# Task description
Using the data below, repeat all of it precisely.

Structured figure records
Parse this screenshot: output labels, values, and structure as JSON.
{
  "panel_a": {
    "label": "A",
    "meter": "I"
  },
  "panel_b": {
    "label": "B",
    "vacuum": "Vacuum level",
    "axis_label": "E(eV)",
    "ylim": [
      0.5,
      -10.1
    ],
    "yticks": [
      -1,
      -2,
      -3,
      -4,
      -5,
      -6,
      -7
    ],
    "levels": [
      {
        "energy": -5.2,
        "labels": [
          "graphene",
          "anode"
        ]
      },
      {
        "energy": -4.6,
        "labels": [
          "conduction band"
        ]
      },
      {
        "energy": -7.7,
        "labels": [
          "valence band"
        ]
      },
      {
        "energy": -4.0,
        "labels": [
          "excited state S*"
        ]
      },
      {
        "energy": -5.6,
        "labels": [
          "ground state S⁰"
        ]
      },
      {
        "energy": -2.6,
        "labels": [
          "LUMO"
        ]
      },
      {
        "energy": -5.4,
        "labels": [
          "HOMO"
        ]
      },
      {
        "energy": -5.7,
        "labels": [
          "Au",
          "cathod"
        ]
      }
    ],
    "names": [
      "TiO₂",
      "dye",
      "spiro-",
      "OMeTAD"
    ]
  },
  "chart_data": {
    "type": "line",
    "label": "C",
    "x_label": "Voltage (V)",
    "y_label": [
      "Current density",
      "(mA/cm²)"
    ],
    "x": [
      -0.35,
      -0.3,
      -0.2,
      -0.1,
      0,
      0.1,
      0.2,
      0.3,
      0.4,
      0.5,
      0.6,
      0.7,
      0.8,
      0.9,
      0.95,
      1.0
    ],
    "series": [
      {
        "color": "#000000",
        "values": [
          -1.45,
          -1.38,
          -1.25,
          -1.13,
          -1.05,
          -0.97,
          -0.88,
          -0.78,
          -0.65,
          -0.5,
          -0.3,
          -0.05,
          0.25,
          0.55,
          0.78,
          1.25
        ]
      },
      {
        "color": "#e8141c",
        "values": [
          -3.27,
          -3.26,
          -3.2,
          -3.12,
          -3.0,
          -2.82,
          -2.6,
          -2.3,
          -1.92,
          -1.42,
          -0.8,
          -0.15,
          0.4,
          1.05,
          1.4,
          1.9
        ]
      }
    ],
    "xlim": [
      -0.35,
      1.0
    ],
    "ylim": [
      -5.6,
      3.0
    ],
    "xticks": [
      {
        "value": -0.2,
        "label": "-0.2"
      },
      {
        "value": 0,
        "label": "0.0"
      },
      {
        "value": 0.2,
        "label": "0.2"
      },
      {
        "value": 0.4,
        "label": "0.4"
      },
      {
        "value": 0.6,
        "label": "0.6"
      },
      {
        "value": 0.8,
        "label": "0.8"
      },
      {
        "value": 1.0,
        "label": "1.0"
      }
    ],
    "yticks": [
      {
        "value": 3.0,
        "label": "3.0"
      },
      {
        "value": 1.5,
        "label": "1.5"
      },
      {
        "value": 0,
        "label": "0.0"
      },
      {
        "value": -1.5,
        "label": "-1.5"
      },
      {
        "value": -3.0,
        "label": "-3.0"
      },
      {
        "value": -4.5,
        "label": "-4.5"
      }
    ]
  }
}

# Right answer
Parse this screenshot: output labels, values, and structure as JSON.
{
  "panel_a": {
    "label": "A",
    "meter": "I"
  },
  "panel_b": {
    "label": "B",
    "vacuum": "Vacuum level",
    "axis_label": "E(eV)",
    "ylim": [
      0.5,
      -10.1
    ],
    "yticks": [
      -1,
      -2,
      -3,
      -4,
      -5,
      -6,
      -7
    ],
    "levels": [
      {
        "energy": -5.2,
        "labels": [
          "graphene",
          "anode"
        ]
      },
      {
        "energy": -4.6,
        "labels": [
          "conduction band"
        ]
      },
      {
        "energy": -7.7,
        "labels": [
          "valence band"
        ]
      },
      {
        "energy": -4.0,
        "labels": [
          "excited state S*"
        ]
      },
      {
        "energy": -5.6,
        "labels": [
          "ground state S⁰"
        ]
      },
      {
        "energy": -2.6,
        "labels": [
          "LUMO"
        ]
      },
      {
        "energy": -5.4,
        "labels": [
          "HOMO"
        ]
      },
      {
        "energy": -5.7,
        "labels": [
          "Au",
          "cathod"
        ]
      }
    ],
    "names": [
      "TiO₂",
      "dye",
      "spiro-",
      "OMeTAD"
    ]
  },
  "chart_data": {
    "type": "line",
    "label": "C",
    "x_label": "Voltage (V)",
    "y_label": [
      "Current density",
      "(mA/cm²)"
    ],
    "x": [
      -0.35,
      -0.3,
      -0.2,
      -0.1,
      0,
      0.1,
      0.2,
      0.3,
      0.4,
      0.5,
      0.6,
      0.7,
      0.8,
      0.9,
      0.95,
      1.0
    ],
    "series": [
      {
        "color": "#000000",
        "values": [
          -1.45,
          -1.38,
          -1.25,
          -1.13,
          -1.05,
          -0.97,
          -0.88,
          -0.78,
          -0.65,
          -0.5,
          -0.3,
          -0.05,
          0.25,
          0.55,
          0.78,
          1.25
        ]
      },
      {
        "color": "#e8141c",
        "values": [
          -3.27,
          -3.26,
          -3.2,
          -3.12,
          -3.0,
          -2.82,
          -2.6,
          -2.3,
          -1.92,
          -1.42,
          -0.8,
          -0.15,
          0.4,
          1.05,
          1.4,
          1.9
        ]
      }
    ],
    "xlim": [
      -0.35,
      1.0
    ],
    "ylim": [
      -5.6,
      3.0
    ],
    "xticks": [
      {
        "value": -0.2,
        "label": "-0.2"
      },
      {
        "value": 0,
        "label": "0.0"
      },
      {
        "value": 0.2,
        "label": "0.2"
      },
      {
        "value": 0.4,
        "label": "0.4"
      },
      {
        "value": 0.6,
        "label": "0.6"
      },
      {
        "value": 0.8,
        "label": "0.8"
      },
      {
        "value": 1.0,
        "label": "1.0"
      }
    ],
    "yticks": [
      {
        "value": 3.0,
        "label": "3.0"
      },
      {
        "value": 1.5,
        "label": "1.5"
      },
      {
        "value": 0,
        "label": "0.0"
      },
      {
        "value": -1.5,
        "label": "-1.5"
      },
      {
        "value": -3.0,
        "label": "-3.0"
      },
      {
        "value": -4.5,
        "label": "-4.5"
      }
    ]
  }
}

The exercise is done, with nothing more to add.